== Task input ==
Start

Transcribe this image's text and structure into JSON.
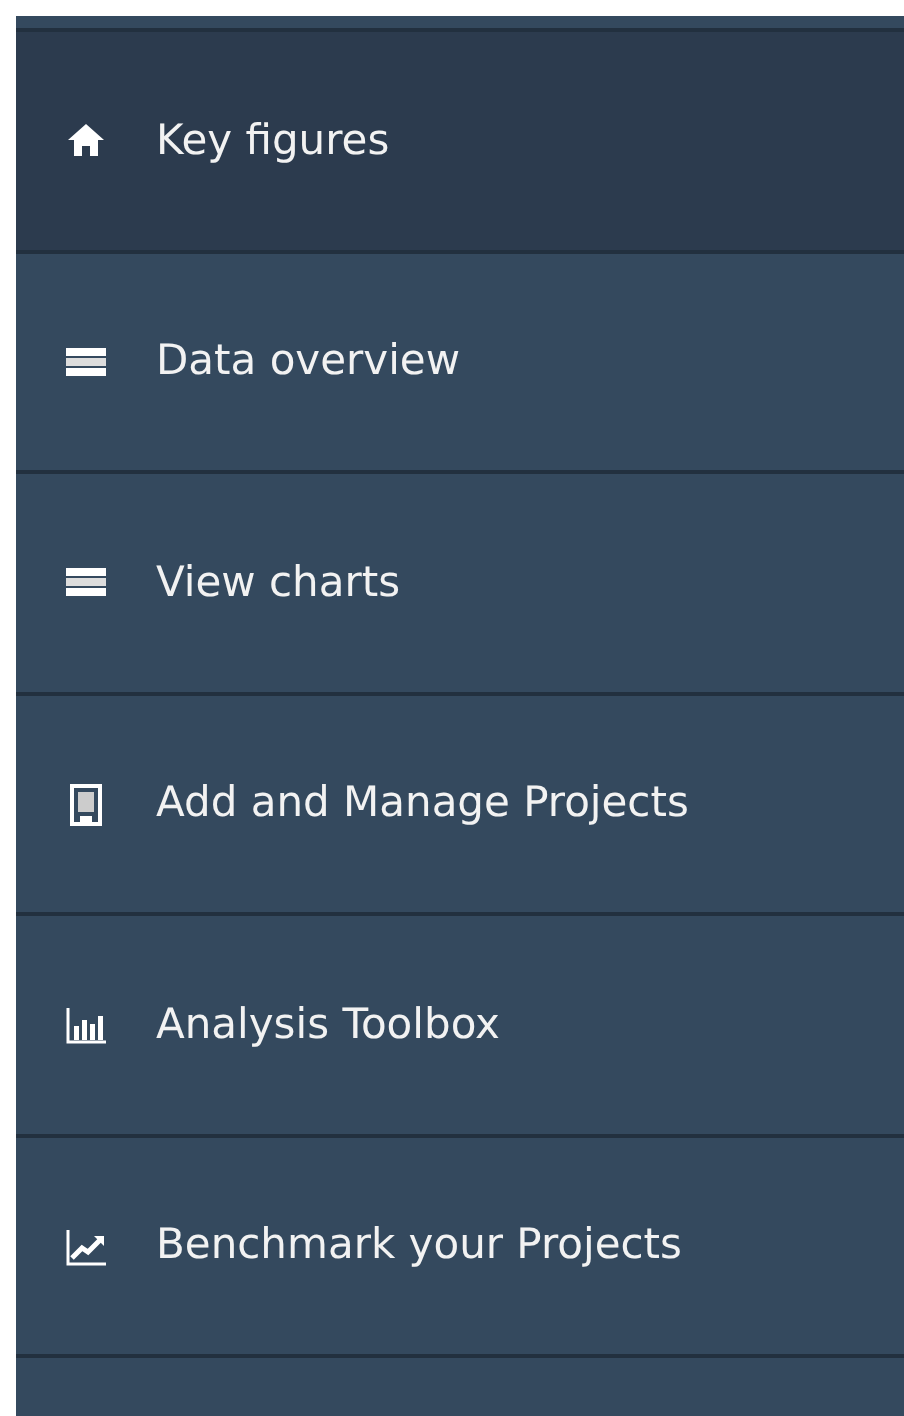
{
  "menu": {
    "items": [
      {
        "label": "Key figures",
        "selected": true
      },
      {
        "label": "Data overview",
        "selected": false
      },
      {
        "label": "View charts",
        "selected": false
      },
      {
        "label": "Add and Manage Projects",
        "selected": false
      },
      {
        "label": "Analysis Toolbox",
        "selected": false
      },
      {
        "label": "Benchmark your Projects",
        "selected": false
      }
    ]
  }
}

End

== Instruction ==
Copy every record character for character. Skip the pictures.

== Final answer ==
Transcribe this image's text and structure into JSON.
{
  "menu": {
    "items": [
      {
        "label": "Key figures",
        "selected": true
      },
      {
        "label": "Data overview",
        "selected": false
      },
      {
        "label": "View charts",
        "selected": false
      },
      {
        "label": "Add and Manage Projects",
        "selected": false
      },
      {
        "label": "Analysis Toolbox",
        "selected": false
      },
      {
        "label": "Benchmark your Projects",
        "selected": false
      }
    ]
  }
}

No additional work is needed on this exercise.